Extract provided ::
════════════════

The shelter was expecting a quick adoption for him since he's a sweety, but unfortunately, when he gets handled roughly (too quick or too strong touches to his hind area) he warning bites. A vet was bit when he was getting poked and prodded, and as a result, the shelter could not adopt him out. If he didn't find a foster home he would have been PTS (put to sleep).

We took him into Foster via Big On Beagles ( and he'll likely be with us for a few months until we've had a chance to work on his behavioral issues. He has no training (he doesn't even know how to sit pretty to beg for food) but in the three days we've had him I can tell you he has tremendous potential - he is a VERY fast learner.

As he's a wild one we're doing all the basics. There are some basic rules of crating I'll share first:

1. Crates are never used as punishment.
2. Use food or toys to get them to go in - don't ever push their behind him. Good examples would be a Kong stuffed with treats and cheese/peanut butter, or his dinner in a bowl. If you are in a pinch and can't wait, you can pick the dog up off his legs and "toss" him in - but this way you aren't turning it into a wrestling match.
3. The dog will likely fuss and fight and bark and howl to get out once he realizes that he's "stuck". In an ideal world, you would slowly build up the amount of time from seconds to minutes so that your dog doesn't get to that point while learning how to be in the crate, but since we're potty training an adult dog, we have no choice but to leave him in there while his bladder fills and he learns to hold it.
4. So you just have to let the dog howl and cry it out. The behavior will extinguish itself when the dog realizes all the fussing in world doesn't get them out. Alternatively, if the dog howls and barks and you cave and let them out, you've basically rewarded that behavior and really set yourself back.
5. During this "cry it out" phase, it would be a good idea to place him in a quiet area without traffic. You could use the basement or garage or a small guest room and close the windows/drapes/etc. to try to make this part bearable. If you left him in the living room while doing this, the comings and goings of family members could be regarded as a reward for his fussing. So he really needs to be isolated for a while to figure this out.
6. When he's ready to be let out, make sure he's totally quiet and relaxed. That way he'll notice that the only time he ever gets let out is in that state of relaxation.
7. If you're potty training, keep the leash near the crate so that when you let him out, you can leash him up and run, don't walk to the yard. The minute he relieves himself, act like you won the lottery and give him a piece of sandwich meat or a liver or other high value treat.

Our first priority is to housetrain and crate train him and this is what we've been doing:

Day 1 (night of arrival) - Brought crate to our bedroom and threw treats in to entice Petey in. He went in and we closed the door. He howled and whined from midnight to 2am and finally we were able to sleep. Friday was a tough day at work.

Day 2 - He was crated all day for 2-3 hour shifts and only let out to pee in the yard (met with lavish praise and treats for appropriate eliminating) and also allowed in the kitchen under close supervision. He marked the sofa once and my messenger bag once by accident but since then no mistakes. When being returned to the crate, we entice with chicken or treats or his food bowl and meal, but he's hesitant to go in. We show him the food and slowly guide his nose into the crate.

Day 3 - More of the same - instead of howling for 2 hours after going in, he's progressively gotten better... first 30 minutes, then he settles, then 20, then 10 - after 10+ repetitions of this crating, he now only howls for 1-2 minutes before settling. This is encouraging since it likely means he will be a quiet crated dog, meaning he could likely be a match for a condos and apartments too.

════════════════

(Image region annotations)
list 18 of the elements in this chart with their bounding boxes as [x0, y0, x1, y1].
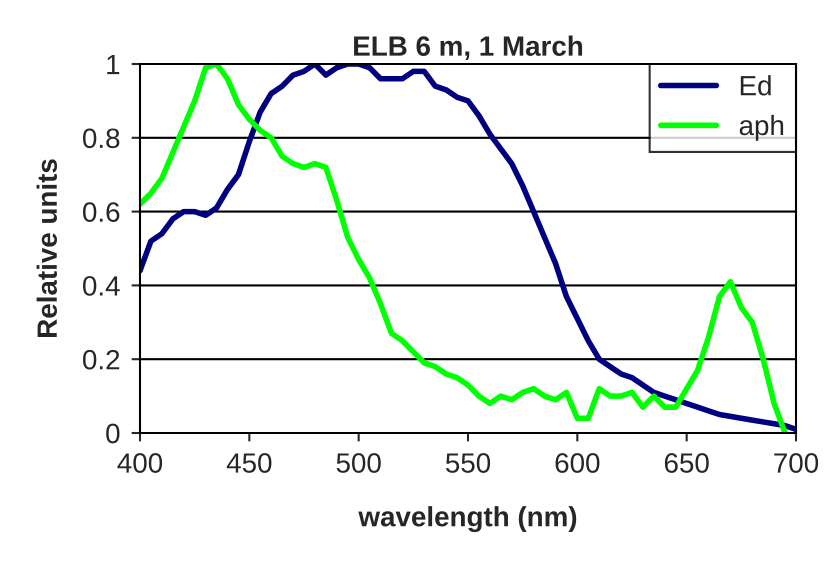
y-tick-label: 0.4 — [83, 276, 120, 296]
y-axis-title: Relative units — [36, 159, 58, 337]
y-tick-label: 1 — [107, 54, 120, 74]
x-tick-label: 450 — [226, 453, 272, 473]
x-tick-label: 700 — [774, 453, 818, 473]
legend-label: Ed — [740, 75, 771, 96]
y-tick-label: 0.2 — [83, 350, 120, 370]
legend-label: aph — [740, 114, 784, 141]
y-tick-label: 0 — [106, 424, 120, 444]
x-axis-title: wavelength (nm) — [358, 506, 576, 532]
x-tick-label: 500 — [336, 453, 381, 473]
y-tick-label: 0.8 — [83, 128, 120, 148]
x-tick-label: 400 — [117, 453, 162, 473]
chart-title: ELB 6 m, 1 March — [354, 36, 582, 60]
y-tick-label: 0.6 — [83, 202, 120, 222]
x-tick-label: 550 — [446, 453, 490, 473]
x-tick-label: 600 — [556, 453, 600, 473]
x-tick-label: 650 — [664, 453, 709, 473]
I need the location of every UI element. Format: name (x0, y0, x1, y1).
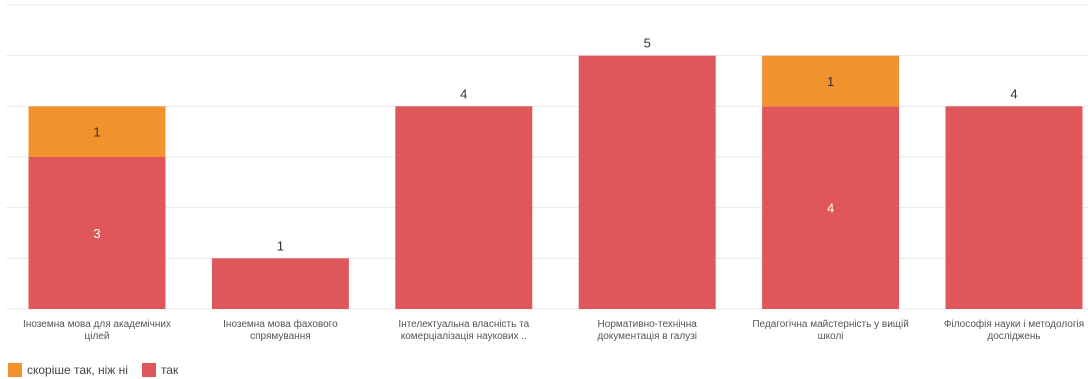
legend-swatch-maybe-yes (8, 363, 22, 377)
x-tick-label: Іноземна мова фахового спрямування (223, 318, 338, 342)
x-tick-label: Педагогічна майстерність у вищій школі (752, 319, 909, 342)
data-label-maybe-yes: 1 (93, 125, 100, 140)
legend-item-maybe-yes[interactable]: скоріше так, ніж ні (8, 363, 128, 377)
bar-segment-yes[interactable] (211, 258, 349, 309)
legend-label-maybe-yes: скоріше так, ніж ні (27, 363, 128, 377)
legend-swatch-yes (141, 363, 156, 377)
bar-segment-yes[interactable] (945, 106, 1083, 309)
data-label-maybe-yes: 1 (827, 74, 834, 89)
data-label-yes: 3 (93, 226, 100, 241)
data-label-total: 5 (644, 36, 651, 51)
legend-label-yes: так (160, 363, 179, 377)
x-tick-label: Інтелектуальна власність та комерціалізац… (398, 319, 529, 342)
bar-segment-yes[interactable] (28, 157, 166, 309)
x-tick-label: Іноземна мова для академічних цілей (23, 319, 171, 342)
bar-segment-maybe-yes[interactable] (762, 55, 900, 107)
bar-segment-yes[interactable] (395, 106, 533, 309)
x-tick-label: Філософія науки і методологія досліджень (944, 318, 1084, 342)
data-label-total: 4 (460, 86, 467, 101)
x-tick-label: Нормативно-технічна документація в галузі (597, 319, 697, 342)
data-label-total: 1 (277, 238, 284, 253)
bar-segment-yes[interactable] (762, 106, 900, 309)
bar-segment-yes[interactable] (578, 55, 716, 309)
legend-item-yes[interactable]: так (141, 363, 179, 377)
data-label-yes: 4 (827, 201, 834, 216)
legend: скоріше так, ніж ні так (8, 362, 178, 378)
data-label-total: 4 (1010, 86, 1017, 101)
bar-segment-maybe-yes[interactable] (28, 106, 166, 157)
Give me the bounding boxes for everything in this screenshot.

════════════════

Set of tasks ::
• A. From the crate-training post, extract the part that opens with the words containing "Day 3 - More" and closes with "and apartments too.".
• B. Name every place the crate-training post suggests putting the dog during the "cry it out" phase.
• C. According to the crate-training post, during what hours did the dog howl and whine on the night he arrived?

Task results ::
• A.
Day 3 - More of the same - instead of howling for 2 hours after going in, he's progressively gotten better... first 30 minutes, then he settles, then 20, then 10 - after 10+ repetitions of this crating, he now only howls for 1-2 minutes before settling. This is encouraging since it likely means he will be a quiet crated dog, meaning he could likely be a match for a condos and apartments too.

• B. The basement, the garage and a small guest room.

• C. From midnight to 2am.